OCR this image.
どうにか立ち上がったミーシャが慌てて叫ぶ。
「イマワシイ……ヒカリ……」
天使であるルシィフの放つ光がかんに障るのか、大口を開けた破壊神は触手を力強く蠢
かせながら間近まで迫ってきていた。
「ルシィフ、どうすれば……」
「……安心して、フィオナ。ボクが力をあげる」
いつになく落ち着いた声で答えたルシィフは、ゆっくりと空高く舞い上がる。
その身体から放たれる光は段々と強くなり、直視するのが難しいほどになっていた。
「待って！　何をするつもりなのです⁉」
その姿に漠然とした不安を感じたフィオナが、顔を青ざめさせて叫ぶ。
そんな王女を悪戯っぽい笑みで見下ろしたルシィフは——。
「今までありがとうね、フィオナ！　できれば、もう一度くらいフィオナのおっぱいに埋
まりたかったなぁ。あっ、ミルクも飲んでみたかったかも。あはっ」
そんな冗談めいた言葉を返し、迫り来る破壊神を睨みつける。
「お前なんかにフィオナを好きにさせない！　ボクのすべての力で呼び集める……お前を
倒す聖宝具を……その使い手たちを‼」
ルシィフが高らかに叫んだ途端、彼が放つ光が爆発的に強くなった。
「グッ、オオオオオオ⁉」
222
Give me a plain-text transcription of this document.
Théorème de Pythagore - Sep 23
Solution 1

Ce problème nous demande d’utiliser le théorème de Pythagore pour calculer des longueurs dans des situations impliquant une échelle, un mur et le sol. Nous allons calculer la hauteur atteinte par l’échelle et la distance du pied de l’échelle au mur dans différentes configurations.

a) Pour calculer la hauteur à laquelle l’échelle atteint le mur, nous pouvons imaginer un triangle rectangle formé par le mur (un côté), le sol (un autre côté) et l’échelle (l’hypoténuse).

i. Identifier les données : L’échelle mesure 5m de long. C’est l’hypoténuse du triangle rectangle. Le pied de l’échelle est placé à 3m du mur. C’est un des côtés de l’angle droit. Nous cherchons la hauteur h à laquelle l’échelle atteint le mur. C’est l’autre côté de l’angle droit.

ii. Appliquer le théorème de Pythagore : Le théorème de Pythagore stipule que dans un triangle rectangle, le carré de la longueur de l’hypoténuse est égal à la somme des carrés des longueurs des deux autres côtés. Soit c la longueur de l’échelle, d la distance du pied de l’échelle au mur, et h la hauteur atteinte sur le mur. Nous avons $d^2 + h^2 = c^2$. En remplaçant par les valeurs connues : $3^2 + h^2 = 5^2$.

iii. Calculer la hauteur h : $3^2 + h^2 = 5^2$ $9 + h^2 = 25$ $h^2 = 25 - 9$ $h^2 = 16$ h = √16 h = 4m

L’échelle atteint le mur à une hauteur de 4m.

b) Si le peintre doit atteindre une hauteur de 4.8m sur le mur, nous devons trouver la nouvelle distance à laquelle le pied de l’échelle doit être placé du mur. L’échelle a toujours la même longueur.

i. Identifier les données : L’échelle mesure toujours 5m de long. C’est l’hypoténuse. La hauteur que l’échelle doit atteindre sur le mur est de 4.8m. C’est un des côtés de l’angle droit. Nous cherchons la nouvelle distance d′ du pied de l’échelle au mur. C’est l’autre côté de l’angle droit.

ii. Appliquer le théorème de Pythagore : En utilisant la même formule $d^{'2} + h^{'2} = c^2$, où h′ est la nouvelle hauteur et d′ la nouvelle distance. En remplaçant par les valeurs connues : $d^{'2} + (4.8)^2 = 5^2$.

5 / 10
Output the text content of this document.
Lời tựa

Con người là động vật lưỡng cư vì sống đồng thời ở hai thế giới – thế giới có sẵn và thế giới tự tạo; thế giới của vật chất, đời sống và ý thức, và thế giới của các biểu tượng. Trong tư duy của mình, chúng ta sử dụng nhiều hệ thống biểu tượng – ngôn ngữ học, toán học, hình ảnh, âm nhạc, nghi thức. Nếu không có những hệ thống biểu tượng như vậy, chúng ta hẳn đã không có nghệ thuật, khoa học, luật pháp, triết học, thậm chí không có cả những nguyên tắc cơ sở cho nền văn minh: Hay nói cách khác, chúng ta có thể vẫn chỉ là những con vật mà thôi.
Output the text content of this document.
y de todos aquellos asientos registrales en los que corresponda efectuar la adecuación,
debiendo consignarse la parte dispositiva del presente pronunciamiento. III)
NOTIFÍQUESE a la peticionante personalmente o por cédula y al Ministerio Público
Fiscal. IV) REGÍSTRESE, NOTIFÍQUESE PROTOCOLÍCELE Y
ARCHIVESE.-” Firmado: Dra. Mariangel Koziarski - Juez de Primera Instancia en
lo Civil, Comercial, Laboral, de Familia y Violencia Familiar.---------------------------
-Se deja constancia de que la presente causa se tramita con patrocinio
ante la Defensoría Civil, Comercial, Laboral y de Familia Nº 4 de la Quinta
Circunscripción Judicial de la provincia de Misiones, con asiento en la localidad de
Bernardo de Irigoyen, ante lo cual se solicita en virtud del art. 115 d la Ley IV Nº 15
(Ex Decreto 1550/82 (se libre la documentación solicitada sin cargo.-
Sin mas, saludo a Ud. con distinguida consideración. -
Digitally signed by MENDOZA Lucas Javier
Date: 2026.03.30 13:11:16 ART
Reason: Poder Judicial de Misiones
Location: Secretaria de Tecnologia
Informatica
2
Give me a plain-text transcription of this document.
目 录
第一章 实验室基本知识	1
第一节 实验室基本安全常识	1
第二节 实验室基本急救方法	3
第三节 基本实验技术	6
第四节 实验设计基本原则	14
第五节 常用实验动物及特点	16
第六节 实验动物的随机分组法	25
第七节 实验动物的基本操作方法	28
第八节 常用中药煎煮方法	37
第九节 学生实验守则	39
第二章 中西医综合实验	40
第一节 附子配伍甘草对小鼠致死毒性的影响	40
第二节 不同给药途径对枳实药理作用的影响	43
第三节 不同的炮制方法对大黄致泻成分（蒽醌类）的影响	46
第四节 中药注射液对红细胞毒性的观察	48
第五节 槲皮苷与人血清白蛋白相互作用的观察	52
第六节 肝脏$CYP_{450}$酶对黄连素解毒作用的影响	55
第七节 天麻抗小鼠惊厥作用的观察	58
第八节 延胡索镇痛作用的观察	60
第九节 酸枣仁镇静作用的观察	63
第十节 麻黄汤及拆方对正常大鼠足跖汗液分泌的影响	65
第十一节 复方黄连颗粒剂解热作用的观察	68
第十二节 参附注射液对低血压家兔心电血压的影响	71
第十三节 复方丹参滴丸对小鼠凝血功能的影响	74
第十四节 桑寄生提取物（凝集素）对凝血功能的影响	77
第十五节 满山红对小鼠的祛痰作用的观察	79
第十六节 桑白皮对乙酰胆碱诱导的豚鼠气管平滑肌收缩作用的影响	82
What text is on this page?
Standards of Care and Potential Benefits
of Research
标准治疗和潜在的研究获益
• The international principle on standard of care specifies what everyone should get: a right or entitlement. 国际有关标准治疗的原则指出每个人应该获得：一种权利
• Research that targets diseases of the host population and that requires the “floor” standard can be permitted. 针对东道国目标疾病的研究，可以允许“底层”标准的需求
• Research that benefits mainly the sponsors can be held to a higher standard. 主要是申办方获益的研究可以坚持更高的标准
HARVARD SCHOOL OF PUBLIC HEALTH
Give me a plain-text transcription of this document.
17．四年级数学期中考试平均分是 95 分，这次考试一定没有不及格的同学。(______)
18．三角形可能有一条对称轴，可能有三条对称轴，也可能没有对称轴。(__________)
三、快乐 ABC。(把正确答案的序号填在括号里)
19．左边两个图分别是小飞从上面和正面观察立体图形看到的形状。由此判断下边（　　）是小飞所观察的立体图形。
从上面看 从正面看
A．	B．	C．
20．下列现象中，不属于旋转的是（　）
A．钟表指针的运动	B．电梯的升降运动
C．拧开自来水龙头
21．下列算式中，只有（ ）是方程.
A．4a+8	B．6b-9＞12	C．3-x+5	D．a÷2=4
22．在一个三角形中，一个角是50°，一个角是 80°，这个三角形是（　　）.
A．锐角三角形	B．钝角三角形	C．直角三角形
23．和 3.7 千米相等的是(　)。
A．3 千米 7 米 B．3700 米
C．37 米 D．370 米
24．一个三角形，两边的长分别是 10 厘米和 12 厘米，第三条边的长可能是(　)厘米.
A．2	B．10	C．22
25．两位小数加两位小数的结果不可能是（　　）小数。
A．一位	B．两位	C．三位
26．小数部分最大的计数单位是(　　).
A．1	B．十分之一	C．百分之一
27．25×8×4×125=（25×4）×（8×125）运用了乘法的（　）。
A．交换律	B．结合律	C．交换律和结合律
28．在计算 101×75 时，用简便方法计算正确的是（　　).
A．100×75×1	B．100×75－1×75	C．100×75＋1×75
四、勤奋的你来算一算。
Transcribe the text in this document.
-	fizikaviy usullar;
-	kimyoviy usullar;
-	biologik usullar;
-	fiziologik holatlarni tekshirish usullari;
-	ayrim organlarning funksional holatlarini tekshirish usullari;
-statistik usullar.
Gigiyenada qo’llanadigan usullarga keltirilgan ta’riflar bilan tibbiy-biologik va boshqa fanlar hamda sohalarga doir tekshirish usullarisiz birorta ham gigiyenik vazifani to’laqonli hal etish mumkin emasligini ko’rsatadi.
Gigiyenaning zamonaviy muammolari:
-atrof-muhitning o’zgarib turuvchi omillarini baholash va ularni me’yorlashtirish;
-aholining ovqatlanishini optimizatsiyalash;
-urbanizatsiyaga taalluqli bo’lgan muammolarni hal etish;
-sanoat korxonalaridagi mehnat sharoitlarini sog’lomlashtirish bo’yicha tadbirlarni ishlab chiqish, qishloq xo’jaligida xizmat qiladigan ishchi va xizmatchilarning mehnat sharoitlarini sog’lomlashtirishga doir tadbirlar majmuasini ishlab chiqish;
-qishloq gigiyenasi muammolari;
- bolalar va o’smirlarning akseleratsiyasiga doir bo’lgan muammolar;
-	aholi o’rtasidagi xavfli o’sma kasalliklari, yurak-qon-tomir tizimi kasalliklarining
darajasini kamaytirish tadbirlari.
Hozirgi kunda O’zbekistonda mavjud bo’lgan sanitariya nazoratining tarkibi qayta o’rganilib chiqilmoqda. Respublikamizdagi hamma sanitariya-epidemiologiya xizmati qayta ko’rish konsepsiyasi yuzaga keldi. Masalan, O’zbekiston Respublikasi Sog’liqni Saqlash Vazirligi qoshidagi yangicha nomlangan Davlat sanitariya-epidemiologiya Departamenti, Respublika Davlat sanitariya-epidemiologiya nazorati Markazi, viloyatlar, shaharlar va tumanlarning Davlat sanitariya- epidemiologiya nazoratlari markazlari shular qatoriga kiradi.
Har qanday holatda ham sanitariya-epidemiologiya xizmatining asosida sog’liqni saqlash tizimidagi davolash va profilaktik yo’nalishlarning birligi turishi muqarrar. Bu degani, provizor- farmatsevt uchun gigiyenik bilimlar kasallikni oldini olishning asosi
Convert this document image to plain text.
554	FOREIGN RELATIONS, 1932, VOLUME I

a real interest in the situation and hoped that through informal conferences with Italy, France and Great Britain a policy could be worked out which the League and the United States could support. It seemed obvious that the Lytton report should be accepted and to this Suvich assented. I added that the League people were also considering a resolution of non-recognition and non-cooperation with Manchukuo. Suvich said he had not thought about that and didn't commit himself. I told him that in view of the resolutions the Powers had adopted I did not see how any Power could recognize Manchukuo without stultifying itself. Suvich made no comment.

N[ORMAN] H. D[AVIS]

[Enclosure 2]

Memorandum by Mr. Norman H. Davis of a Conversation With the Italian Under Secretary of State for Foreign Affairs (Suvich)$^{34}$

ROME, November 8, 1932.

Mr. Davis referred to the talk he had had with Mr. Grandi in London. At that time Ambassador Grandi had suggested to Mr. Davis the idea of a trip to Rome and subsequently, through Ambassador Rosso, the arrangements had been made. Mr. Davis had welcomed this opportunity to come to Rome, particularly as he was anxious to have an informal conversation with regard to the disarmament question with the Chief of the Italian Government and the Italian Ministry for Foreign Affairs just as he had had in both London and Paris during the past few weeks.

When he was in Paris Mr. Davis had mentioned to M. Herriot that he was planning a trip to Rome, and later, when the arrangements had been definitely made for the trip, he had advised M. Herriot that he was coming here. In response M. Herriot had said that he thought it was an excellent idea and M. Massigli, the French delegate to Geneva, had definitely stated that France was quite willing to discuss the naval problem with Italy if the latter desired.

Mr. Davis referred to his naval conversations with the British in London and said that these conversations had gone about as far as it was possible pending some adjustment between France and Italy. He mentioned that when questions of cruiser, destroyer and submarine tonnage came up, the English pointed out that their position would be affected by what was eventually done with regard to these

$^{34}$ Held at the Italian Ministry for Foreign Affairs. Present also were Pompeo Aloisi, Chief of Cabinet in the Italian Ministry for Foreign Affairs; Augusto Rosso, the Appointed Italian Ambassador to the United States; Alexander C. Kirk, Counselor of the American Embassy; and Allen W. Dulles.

════════════════════

Identify the lines in the entries that hold "were" and return each one.

a real interest in the situation and hoped that through informal conferences with Italy, France and Great Britain a policy could be worked out which the League and the United States could support. It seemed obvious that the Lytton report should be accepted and to this Suvich assented. I added that the League people were also considering a resolution of non-recognition and non-cooperation with Manchukuo. Suvich said he had not thought about that and didn't commit himself. I told him that in view of the resolutions the Powers had adopted I did not see how any Power could recognize Manchukuo without stultifying itself. Suvich made no comment.
$^{34}$ Held at the Italian Ministry for Foreign Affairs. Present also were Pompeo Aloisi, Chief of Cabinet in the Italian Ministry for Foreign Affairs; Augusto Rosso, the Appointed Italian Ambassador to the United States; Alexander C. Kirk, Counselor of the American Embassy; and Allen W. Dulles.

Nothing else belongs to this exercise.